Annotated element entries:
** Begin **

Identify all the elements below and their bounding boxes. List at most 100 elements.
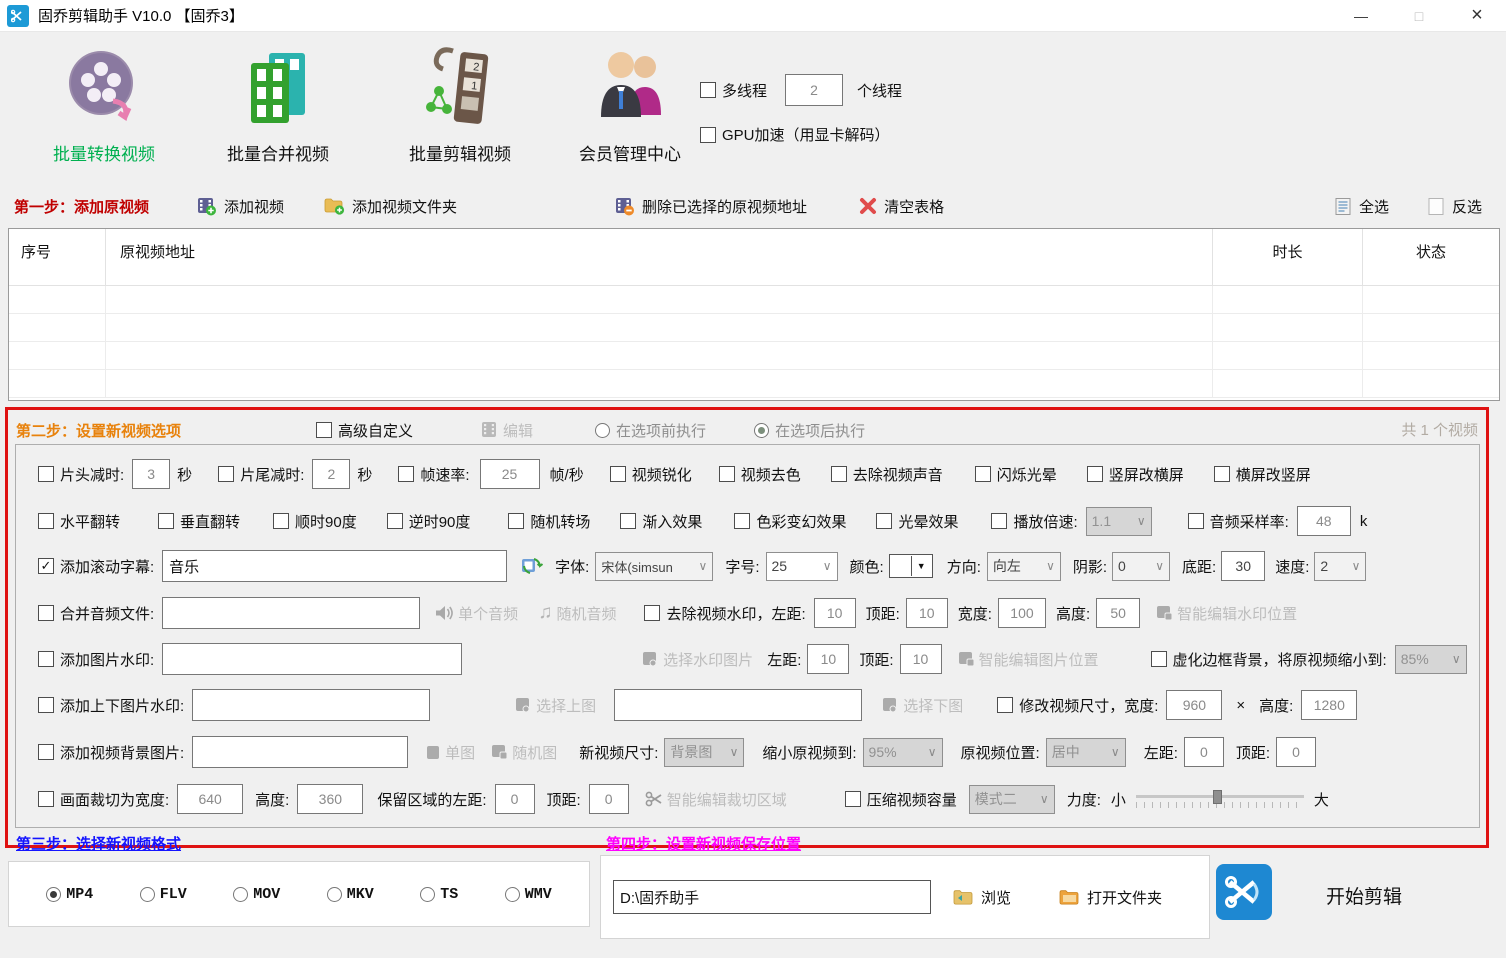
advanced-custom-checkbox[interactable]: 高级自定义 <box>316 420 413 441</box>
sharpen-checkbox[interactable]: 视频锐化 <box>609 464 692 485</box>
color-dropdown-button[interactable]: ▼ <box>910 556 931 576</box>
add-video-button[interactable]: 添加视频 <box>197 196 284 217</box>
tail-trim-input[interactable] <box>312 459 351 489</box>
font-size-select[interactable]: 25 ∨ <box>765 551 838 581</box>
radio-run-after-circle[interactable] <box>754 422 770 438</box>
column-header-duration[interactable]: 时长 <box>1213 229 1363 285</box>
play-speed-select[interactable]: 1.1 ∨ <box>1085 506 1152 536</box>
random-transition-checkbox[interactable]: 随机转场 <box>508 511 590 532</box>
sample-rate-input[interactable] <box>1296 506 1351 536</box>
tab-batch-merge[interactable]: 批量合并视频 <box>200 42 356 165</box>
radio-run-before[interactable]: 在选项前执行 <box>595 420 706 441</box>
open-folder-button[interactable]: 打开文件夹 <box>1059 887 1162 908</box>
radio-run-after[interactable]: 在选项后执行 <box>754 420 865 441</box>
resize-video-checkbox[interactable]: 修改视频尺寸，宽度: <box>997 695 1158 716</box>
invert-selection-button[interactable]: 反选 <box>1427 196 1482 217</box>
shadow-select[interactable]: 0 ∨ <box>1112 551 1171 581</box>
single-image-button[interactable]: 单图 <box>426 742 475 763</box>
top-image-input[interactable] <box>192 689 431 721</box>
new-size-select[interactable]: 背景图 ∨ <box>664 737 745 767</box>
merge-audio-input[interactable] <box>162 597 421 629</box>
resize-width-input[interactable] <box>1166 690 1223 720</box>
column-header-status[interactable]: 状态 <box>1363 229 1499 285</box>
shrink-select[interactable]: 95% ∨ <box>862 737 943 767</box>
fps-input[interactable] <box>479 459 540 489</box>
wm-top-input[interactable] <box>905 598 948 628</box>
format-radio-mp4[interactable]: MP4 <box>46 886 93 903</box>
keep-top-input[interactable] <box>588 784 629 814</box>
fps-checkbox[interactable]: 帧速率: <box>398 464 470 485</box>
head-trim-input[interactable] <box>132 459 171 489</box>
random-audio-button[interactable]: ♫ 随机音频 <box>538 602 616 624</box>
fade-in-checkbox[interactable]: 渐入效果 <box>620 511 702 532</box>
compress-mode-select[interactable]: 模式二 ∨ <box>968 784 1055 814</box>
crop-width-input[interactable] <box>177 784 244 814</box>
single-audio-button[interactable]: 单个音频 <box>434 603 518 624</box>
bg-top-input[interactable] <box>1276 737 1317 767</box>
format-radio-wmv[interactable]: WMV <box>504 886 552 903</box>
close-button[interactable]: × <box>1448 0 1506 32</box>
subtitle-text-input[interactable] <box>162 550 508 582</box>
top-bottom-watermark-checkbox[interactable]: 添加上下图片水印: <box>38 695 184 716</box>
column-header-index[interactable]: 序号 <box>9 229 106 285</box>
choose-bottom-image-button[interactable]: 选择下图 <box>882 695 963 716</box>
crop-height-input[interactable] <box>297 784 364 814</box>
background-image-input[interactable] <box>192 736 409 768</box>
blur-scale-select[interactable]: 85% ∨ <box>1394 644 1467 674</box>
position-select[interactable]: 居中 ∨ <box>1045 737 1126 767</box>
tail-trim-checkbox[interactable]: 片尾减时: <box>218 464 304 485</box>
flicker-halo-checkbox[interactable]: 闪烁光晕 <box>974 464 1057 485</box>
gpu-checkbox[interactable] <box>700 126 716 143</box>
maximize-button[interactable]: □ <box>1390 0 1448 32</box>
decolor-checkbox[interactable]: 视频去色 <box>718 464 801 485</box>
halo-fx-checkbox[interactable]: 光晕效果 <box>876 511 958 532</box>
scroll-subtitle-checkbox[interactable]: ✓ 添加滚动字幕: <box>38 556 154 577</box>
smart-crop-button[interactable]: 智能编辑裁切区域 <box>645 789 787 810</box>
horizontal-to-vertical-checkbox[interactable]: 横屏改竖屏 <box>1213 464 1311 485</box>
refresh-icon[interactable] <box>521 555 544 577</box>
play-speed-checkbox[interactable]: 播放倍速: <box>991 511 1078 532</box>
browse-button[interactable]: 浏览 <box>953 887 1011 908</box>
format-radio-flv[interactable]: FLV <box>139 886 187 903</box>
multithread-checkbox[interactable] <box>700 82 716 98</box>
crop-checkbox[interactable]: 画面裁切为宽度: <box>38 789 169 810</box>
bottom-image-input[interactable] <box>614 689 863 721</box>
head-trim-checkbox[interactable]: 片头减时: <box>38 464 124 485</box>
format-radio-mov[interactable]: MOV <box>233 886 280 903</box>
bottom-margin-input[interactable] <box>1221 551 1266 581</box>
minimize-button[interactable]: — <box>1332 0 1390 32</box>
image-watermark-checkbox[interactable]: 添加图片水印: <box>38 649 154 670</box>
img-left-input[interactable] <box>807 644 850 674</box>
add-folder-button[interactable]: 添加视频文件夹 <box>324 196 457 217</box>
wm-width-input[interactable] <box>997 598 1046 628</box>
edit-button[interactable]: 编辑 <box>481 420 533 441</box>
blur-border-checkbox[interactable]: 虚化边框背景，将原视频缩小到: <box>1150 649 1387 670</box>
clear-table-button[interactable]: 清空表格 <box>859 196 944 217</box>
tab-batch-edit[interactable]: 2 1 批量剪辑视频 <box>382 42 538 165</box>
choose-watermark-image-button[interactable]: 选择水印图片 <box>642 649 753 670</box>
choose-top-image-button[interactable]: 选择上图 <box>515 695 596 716</box>
bg-left-input[interactable] <box>1183 737 1224 767</box>
wm-height-input[interactable] <box>1096 598 1141 628</box>
compress-checkbox[interactable]: 压缩视频容量 <box>844 789 957 810</box>
font-color-picker[interactable]: ▼ <box>888 554 933 578</box>
vertical-to-horizontal-checkbox[interactable]: 竖屏改横屏 <box>1086 464 1184 485</box>
select-all-button[interactable]: 全选 <box>1334 196 1389 217</box>
thread-count-input[interactable] <box>785 74 844 106</box>
save-path-input[interactable] <box>613 880 931 914</box>
delete-selected-button[interactable]: 删除已选择的原视频地址 <box>615 196 807 217</box>
advanced-custom-box[interactable] <box>316 422 333 438</box>
smart-edit-image-button[interactable]: 智能编辑图片位置 <box>958 649 1099 670</box>
format-radio-ts[interactable]: TS <box>420 886 458 903</box>
rotate-cw90-checkbox[interactable]: 顺时90度 <box>273 511 357 532</box>
smart-edit-watermark-button[interactable]: 智能编辑水印位置 <box>1156 603 1297 624</box>
slider-thumb[interactable] <box>1213 790 1223 804</box>
merge-audio-checkbox[interactable]: 合并音频文件: <box>38 603 154 624</box>
rotate-ccw90-checkbox[interactable]: 逆时90度 <box>386 511 470 532</box>
sample-rate-checkbox[interactable]: 音频采样率: <box>1187 511 1289 532</box>
remove-watermark-checkbox[interactable]: 去除视频水印，左距: <box>644 603 806 624</box>
wm-left-input[interactable] <box>813 598 856 628</box>
tab-batch-convert[interactable]: 批量转换视频 <box>26 42 182 165</box>
flip-horizontal-checkbox[interactable]: 水平翻转 <box>38 511 120 532</box>
flip-vertical-checkbox[interactable]: 垂直翻转 <box>158 511 240 532</box>
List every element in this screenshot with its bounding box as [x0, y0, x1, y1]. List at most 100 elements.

** End **

▶ [WHAT IS REQUIRED]
Lay out the lines above as a JSON list of strings, with one string per line and blank lines omitted. Leave the pictures out of the list.

▶ [OUTPUT OF THE TASK]
[
  "Identify all the elements below and their bounding boxes. List at most 100 elements.",
  "advanced-custom-checkbox[interactable]: 高级自定义 <box>316 420 413 441</box>",
  "sharpen-checkbox[interactable]: 视频锐化 <box>609 464 692 485</box>",
  "color-dropdown-button[interactable]: ▼ <box>910 556 931 576</box>",
  "add-video-button[interactable]: 添加视频 <box>197 196 284 217</box>",
  "tail-trim-input[interactable] <box>312 459 351 489</box>",
  "font-size-select[interactable]: 25 ∨ <box>765 551 838 581</box>",
  "radio-run-after-circle[interactable] <box>754 422 770 438</box>",
  "column-header-duration[interactable]: 时长 <box>1213 229 1363 285</box>",
  "play-speed-select[interactable]: 1.1 ∨ <box>1085 506 1152 536</box>",
  "random-transition-checkbox[interactable]: 随机转场 <box>508 511 590 532</box>",
  "sample-rate-input[interactable] <box>1296 506 1351 536</box>",
  "tab-batch-merge[interactable]: 批量合并视频 <box>200 42 356 165</box>",
  "radio-run-before[interactable]: 在选项前执行 <box>595 420 706 441</box>",
  "open-folder-button[interactable]: 打开文件夹 <box>1059 887 1162 908</box>",
  "radio-run-after[interactable]: 在选项后执行 <box>754 420 865 441</box>",
  "resize-video-checkbox[interactable]: 修改视频尺寸，宽度: <box>997 695 1158 716</box>",
  "invert-selection-button[interactable]: 反选 <box>1427 196 1482 217</box>",
  "shadow-select[interactable]: 0 ∨ <box>1112 551 1171 581</box>",
  "single-image-button[interactable]: 单图 <box>426 742 475 763</box>",
  "top-image-input[interactable] <box>192 689 431 721</box>",
  "new-size-select[interactable]: 背景图 ∨ <box>664 737 745 767</box>",
  "merge-audio-input[interactable] <box>162 597 421 629</box>",
  "resize-width-input[interactable] <box>1166 690 1223 720</box>",
  "column-header-status[interactable]: 状态 <box>1363 229 1499 285</box>",
  "shrink-select[interactable]: 95% ∨ <box>862 737 943 767</box>",
  "fps-input[interactable] <box>479 459 540 489</box>",
  "wm-top-input[interactable] <box>905 598 948 628</box>",
  "format-radio-mp4[interactable]: MP4 <box>46 886 93 903</box>",
  "keep-top-input[interactable] <box>588 784 629 814</box>",
  "fps-checkbox[interactable]: 帧速率: <box>398 464 470 485</box>",
  "head-trim-input[interactable] <box>132 459 171 489</box>",
  "random-audio-button[interactable]: ♫ 随机音频 <box>538 602 616 624</box>",
  "fade-in-checkbox[interactable]: 渐入效果 <box>620 511 702 532</box>",
  "compress-mode-select[interactable]: 模式二 ∨ <box>968 784 1055 814</box>",
  "crop-width-input[interactable] <box>177 784 244 814</box>",
  "single-audio-button[interactable]: 单个音频 <box>434 603 518 624</box>",
  "bg-top-input[interactable] <box>1276 737 1317 767</box>",
  "format-radio-wmv[interactable]: WMV <box>504 886 552 903</box>",
  "close-button[interactable]: × <box>1448 0 1506 32</box>",
  "subtitle-text-input[interactable] <box>162 550 508 582</box>",
  "top-bottom-watermark-checkbox[interactable]: 添加上下图片水印: <box>38 695 184 716</box>",
  "column-header-index[interactable]: 序号 <box>9 229 106 285</box>",
  "choose-bottom-image-button[interactable]: 选择下图 <box>882 695 963 716</box>",
  "crop-height-input[interactable] <box>297 784 364 814</box>",
  "background-image-input[interactable] <box>192 736 409 768</box>",
  "blur-scale-select[interactable]: 85% ∨ <box>1394 644 1467 674</box>",
  "position-select[interactable]: 居中 ∨ <box>1045 737 1126 767</box>",
  "tail-trim-checkbox[interactable]: 片尾减时: <box>218 464 304 485</box>",
  "flicker-halo-checkbox[interactable]: 闪烁光晕 <box>974 464 1057 485</box>",
  "gpu-checkbox[interactable] <box>700 126 716 143</box>",
  "maximize-button[interactable]: □ <box>1390 0 1448 32</box>",
  "decolor-checkbox[interactable]: 视频去色 <box>718 464 801 485</box>",
  "halo-fx-checkbox[interactable]: 光晕效果 <box>876 511 958 532</box>",
  "scroll-subtitle-checkbox[interactable]: ✓ 添加滚动字幕: <box>38 556 154 577</box>",
  "smart-crop-button[interactable]: 智能编辑裁切区域 <box>645 789 787 810</box>",
  "horizontal-to-vertical-checkbox[interactable]: 横屏改竖屏 <box>1213 464 1311 485</box>",
  "refresh-icon[interactable] <box>521 555 544 577</box>",
  "play-speed-checkbox[interactable]: 播放倍速: <box>991 511 1078 532</box>",
  "browse-button[interactable]: 浏览 <box>953 887 1011 908</box>",
  "format-radio-flv[interactable]: FLV <box>139 886 187 903</box>",
  "multithread-checkbox[interactable] <box>700 82 716 98</box>",
  "crop-checkbox[interactable]: 画面裁切为宽度: <box>38 789 169 810</box>",
  "bottom-image-input[interactable] <box>614 689 863 721</box>",
  "head-trim-checkbox[interactable]: 片头减时: <box>38 464 124 485</box>",
  "format-radio-mov[interactable]: MOV <box>233 886 280 903</box>",
  "bottom-margin-input[interactable] <box>1221 551 1266 581</box>",
  "minimize-button[interactable]: — <box>1332 0 1390 32</box>",
  "image-watermark-checkbox[interactable]: 添加图片水印: <box>38 649 154 670</box>",
  "img-left-input[interactable] <box>807 644 850 674</box>",
  "add-folder-button[interactable]: 添加视频文件夹 <box>324 196 457 217</box>",
  "wm-width-input[interactable] <box>997 598 1046 628</box>",
  "edit-button[interactable]: 编辑 <box>481 420 533 441</box>",
  "blur-border-checkbox[interactable]: 虚化边框背景，将原视频缩小到: <box>1150 649 1387 670</box>",
  "clear-table-button[interactable]: 清空表格 <box>859 196 944 217</box>",
  "tab-batch-edit[interactable]: 2 1 批量剪辑视频 <box>382 42 538 165</box>",
  "choose-watermark-image-button[interactable]: 选择水印图片 <box>642 649 753 670</box>",
  "choose-top-image-button[interactable]: 选择上图 <box>515 695 596 716</box>",
  "bg-left-input[interactable] <box>1183 737 1224 767</box>",
  "wm-height-input[interactable] <box>1096 598 1141 628</box>",
  "compress-checkbox[interactable]: 压缩视频容量 <box>844 789 957 810</box>",
  "font-color-picker[interactable]: ▼ <box>888 554 933 578</box>",
  "vertical-to-horizontal-checkbox[interactable]: 竖屏改横屏 <box>1086 464 1184 485</box>",
  "select-all-button[interactable]: 全选 <box>1334 196 1389 217</box>",
  "thread-count-input[interactable] <box>785 74 844 106</box>",
  "save-path-input[interactable] <box>613 880 931 914</box>",
  "delete-selected-button[interactable]: 删除已选择的原视频地址 <box>615 196 807 217</box>",
  "advanced-custom-box[interactable] <box>316 422 333 438</box>",
  "smart-edit-image-button[interactable]: 智能编辑图片位置 <box>958 649 1099 670</box>",
  "format-radio-ts[interactable]: TS <box>420 886 458 903</box>",
  "rotate-cw90-checkbox[interactable]: 顺时90度 <box>273 511 357 532</box>",
  "smart-edit-watermark-button[interactable]: 智能编辑水印位置 <box>1156 603 1297 624</box>",
  "slider-thumb[interactable] <box>1213 790 1223 804</box>",
  "merge-audio-checkbox[interactable]: 合并音频文件: <box>38 603 154 624</box>",
  "rotate-ccw90-checkbox[interactable]: 逆时90度 <box>386 511 470 532</box>",
  "sample-rate-checkbox[interactable]: 音频采样率: <box>1187 511 1289 532</box>",
  "remove-watermark-checkbox[interactable]: 去除视频水印，左距: <box>644 603 806 624</box>",
  "wm-left-input[interactable] <box>813 598 856 628</box>",
  "tab-batch-convert[interactable]: 批量转换视频 <box>26 42 182 165</box>",
  "flip-horizontal-checkbox[interactable]: 水平翻转 <box>38 511 120 532</box>",
  "flip-vertical-checkbox[interactable]: 垂直翻转 <box>158 511 240 532</box>",
  "List every element in this screenshot with its bounding box as [x0, y0, x1, y1]. List at most 100 elements."
]